Recorded information:
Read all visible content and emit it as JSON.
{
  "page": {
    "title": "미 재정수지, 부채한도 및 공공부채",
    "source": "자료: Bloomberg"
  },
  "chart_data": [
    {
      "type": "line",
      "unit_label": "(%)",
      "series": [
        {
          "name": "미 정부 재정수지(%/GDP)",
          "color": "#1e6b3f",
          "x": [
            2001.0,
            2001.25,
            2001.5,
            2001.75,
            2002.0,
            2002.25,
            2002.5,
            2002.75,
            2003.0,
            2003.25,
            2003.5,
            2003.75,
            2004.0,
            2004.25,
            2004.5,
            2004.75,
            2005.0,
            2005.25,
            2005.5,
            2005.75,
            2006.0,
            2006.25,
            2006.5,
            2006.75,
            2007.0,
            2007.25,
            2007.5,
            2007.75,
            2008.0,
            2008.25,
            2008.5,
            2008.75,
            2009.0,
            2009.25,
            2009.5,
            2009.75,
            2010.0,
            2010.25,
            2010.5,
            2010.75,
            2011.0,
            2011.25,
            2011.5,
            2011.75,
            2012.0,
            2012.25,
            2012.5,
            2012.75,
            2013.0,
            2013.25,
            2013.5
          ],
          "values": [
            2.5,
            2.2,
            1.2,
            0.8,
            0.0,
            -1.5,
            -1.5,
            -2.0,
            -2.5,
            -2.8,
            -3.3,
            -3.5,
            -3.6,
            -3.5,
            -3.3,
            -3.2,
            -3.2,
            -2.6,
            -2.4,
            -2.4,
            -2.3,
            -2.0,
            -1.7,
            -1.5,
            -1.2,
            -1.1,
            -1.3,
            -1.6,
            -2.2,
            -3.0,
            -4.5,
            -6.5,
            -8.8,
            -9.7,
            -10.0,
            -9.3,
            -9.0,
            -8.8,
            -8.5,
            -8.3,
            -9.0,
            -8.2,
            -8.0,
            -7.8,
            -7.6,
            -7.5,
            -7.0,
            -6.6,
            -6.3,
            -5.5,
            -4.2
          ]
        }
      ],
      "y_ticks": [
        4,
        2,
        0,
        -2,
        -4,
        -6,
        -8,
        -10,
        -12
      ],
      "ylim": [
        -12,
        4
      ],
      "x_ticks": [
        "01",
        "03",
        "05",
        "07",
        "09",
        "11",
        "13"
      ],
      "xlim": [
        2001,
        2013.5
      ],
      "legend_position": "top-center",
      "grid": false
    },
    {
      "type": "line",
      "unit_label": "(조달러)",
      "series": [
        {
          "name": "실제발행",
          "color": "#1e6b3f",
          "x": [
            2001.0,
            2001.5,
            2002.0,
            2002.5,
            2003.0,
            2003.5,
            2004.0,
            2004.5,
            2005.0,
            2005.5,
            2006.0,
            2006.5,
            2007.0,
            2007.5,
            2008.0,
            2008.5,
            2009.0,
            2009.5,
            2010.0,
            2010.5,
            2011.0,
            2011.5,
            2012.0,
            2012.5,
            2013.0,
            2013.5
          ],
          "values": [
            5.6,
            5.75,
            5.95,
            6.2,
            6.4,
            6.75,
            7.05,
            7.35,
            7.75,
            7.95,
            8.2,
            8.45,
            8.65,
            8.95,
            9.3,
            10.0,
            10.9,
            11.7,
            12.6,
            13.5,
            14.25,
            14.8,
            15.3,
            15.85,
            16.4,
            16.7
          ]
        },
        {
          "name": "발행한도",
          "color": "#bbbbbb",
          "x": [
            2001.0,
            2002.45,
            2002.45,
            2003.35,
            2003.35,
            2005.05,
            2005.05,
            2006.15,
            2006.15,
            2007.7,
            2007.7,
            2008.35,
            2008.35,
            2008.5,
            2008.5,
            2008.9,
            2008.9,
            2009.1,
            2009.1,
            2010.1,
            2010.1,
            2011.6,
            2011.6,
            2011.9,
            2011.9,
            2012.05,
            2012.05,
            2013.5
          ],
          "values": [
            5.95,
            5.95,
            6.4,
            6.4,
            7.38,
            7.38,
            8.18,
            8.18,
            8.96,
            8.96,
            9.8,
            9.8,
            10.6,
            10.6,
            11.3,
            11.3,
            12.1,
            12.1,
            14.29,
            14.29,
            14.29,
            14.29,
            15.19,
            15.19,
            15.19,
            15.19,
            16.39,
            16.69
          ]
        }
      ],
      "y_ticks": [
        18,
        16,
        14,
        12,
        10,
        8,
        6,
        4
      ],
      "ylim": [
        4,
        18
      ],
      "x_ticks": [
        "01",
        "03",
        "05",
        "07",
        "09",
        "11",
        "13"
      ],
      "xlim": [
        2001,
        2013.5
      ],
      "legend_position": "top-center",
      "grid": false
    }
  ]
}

What the exercise asks:
Give back all the records exactly as they stand.

Solution to this problem:
Read all visible content and emit it as JSON.
{
  "page": {
    "title": "미 재정수지, 부채한도 및 공공부채",
    "source": "자료: Bloomberg"
  },
  "chart_data": [
    {
      "type": "line",
      "unit_label": "(%)",
      "series": [
        {
          "name": "미 정부 재정수지(%/GDP)",
          "color": "#1e6b3f",
          "x": [
            2001.0,
            2001.25,
            2001.5,
            2001.75,
            2002.0,
            2002.25,
            2002.5,
            2002.75,
            2003.0,
            2003.25,
            2003.5,
            2003.75,
            2004.0,
            2004.25,
            2004.5,
            2004.75,
            2005.0,
            2005.25,
            2005.5,
            2005.75,
            2006.0,
            2006.25,
            2006.5,
            2006.75,
            2007.0,
            2007.25,
            2007.5,
            2007.75,
            2008.0,
            2008.25,
            2008.5,
            2008.75,
            2009.0,
            2009.25,
            2009.5,
            2009.75,
            2010.0,
            2010.25,
            2010.5,
            2010.75,
            2011.0,
            2011.25,
            2011.5,
            2011.75,
            2012.0,
            2012.25,
            2012.5,
            2012.75,
            2013.0,
            2013.25,
            2013.5
          ],
          "values": [
            2.5,
            2.2,
            1.2,
            0.8,
            0.0,
            -1.5,
            -1.5,
            -2.0,
            -2.5,
            -2.8,
            -3.3,
            -3.5,
            -3.6,
            -3.5,
            -3.3,
            -3.2,
            -3.2,
            -2.6,
            -2.4,
            -2.4,
            -2.3,
            -2.0,
            -1.7,
            -1.5,
            -1.2,
            -1.1,
            -1.3,
            -1.6,
            -2.2,
            -3.0,
            -4.5,
            -6.5,
            -8.8,
            -9.7,
            -10.0,
            -9.3,
            -9.0,
            -8.8,
            -8.5,
            -8.3,
            -9.0,
            -8.2,
            -8.0,
            -7.8,
            -7.6,
            -7.5,
            -7.0,
            -6.6,
            -6.3,
            -5.5,
            -4.2
          ]
        }
      ],
      "y_ticks": [
        4,
        2,
        0,
        -2,
        -4,
        -6,
        -8,
        -10,
        -12
      ],
      "ylim": [
        -12,
        4
      ],
      "x_ticks": [
        "01",
        "03",
        "05",
        "07",
        "09",
        "11",
        "13"
      ],
      "xlim": [
        2001,
        2013.5
      ],
      "legend_position": "top-center",
      "grid": false
    },
    {
      "type": "line",
      "unit_label": "(조달러)",
      "series": [
        {
          "name": "실제발행",
          "color": "#1e6b3f",
          "x": [
            2001.0,
            2001.5,
            2002.0,
            2002.5,
            2003.0,
            2003.5,
            2004.0,
            2004.5,
            2005.0,
            2005.5,
            2006.0,
            2006.5,
            2007.0,
            2007.5,
            2008.0,
            2008.5,
            2009.0,
            2009.5,
            2010.0,
            2010.5,
            2011.0,
            2011.5,
            2012.0,
            2012.5,
            2013.0,
            2013.5
          ],
          "values": [
            5.6,
            5.75,
            5.95,
            6.2,
            6.4,
            6.75,
            7.05,
            7.35,
            7.75,
            7.95,
            8.2,
            8.45,
            8.65,
            8.95,
            9.3,
            10.0,
            10.9,
            11.7,
            12.6,
            13.5,
            14.25,
            14.8,
            15.3,
            15.85,
            16.4,
            16.7
          ]
        },
        {
          "name": "발행한도",
          "color": "#bbbbbb",
          "x": [
            2001.0,
            2002.45,
            2002.45,
            2003.35,
            2003.35,
            2005.05,
            2005.05,
            2006.15,
            2006.15,
            2007.7,
            2007.7,
            2008.35,
            2008.35,
            2008.5,
            2008.5,
            2008.9,
            2008.9,
            2009.1,
            2009.1,
            2010.1,
            2010.1,
            2011.6,
            2011.6,
            2011.9,
            2011.9,
            2012.05,
            2012.05,
            2013.5
          ],
          "values": [
            5.95,
            5.95,
            6.4,
            6.4,
            7.38,
            7.38,
            8.18,
            8.18,
            8.96,
            8.96,
            9.8,
            9.8,
            10.6,
            10.6,
            11.3,
            11.3,
            12.1,
            12.1,
            14.29,
            14.29,
            14.29,
            14.29,
            15.19,
            15.19,
            15.19,
            15.19,
            16.39,
            16.69
          ]
        }
      ],
      "y_ticks": [
        18,
        16,
        14,
        12,
        10,
        8,
        6,
        4
      ],
      "ylim": [
        4,
        18
      ],
      "x_ticks": [
        "01",
        "03",
        "05",
        "07",
        "09",
        "11",
        "13"
      ],
      "xlim": [
        2001,
        2013.5
      ],
      "legend_position": "top-center",
      "grid": false
    }
  ]
}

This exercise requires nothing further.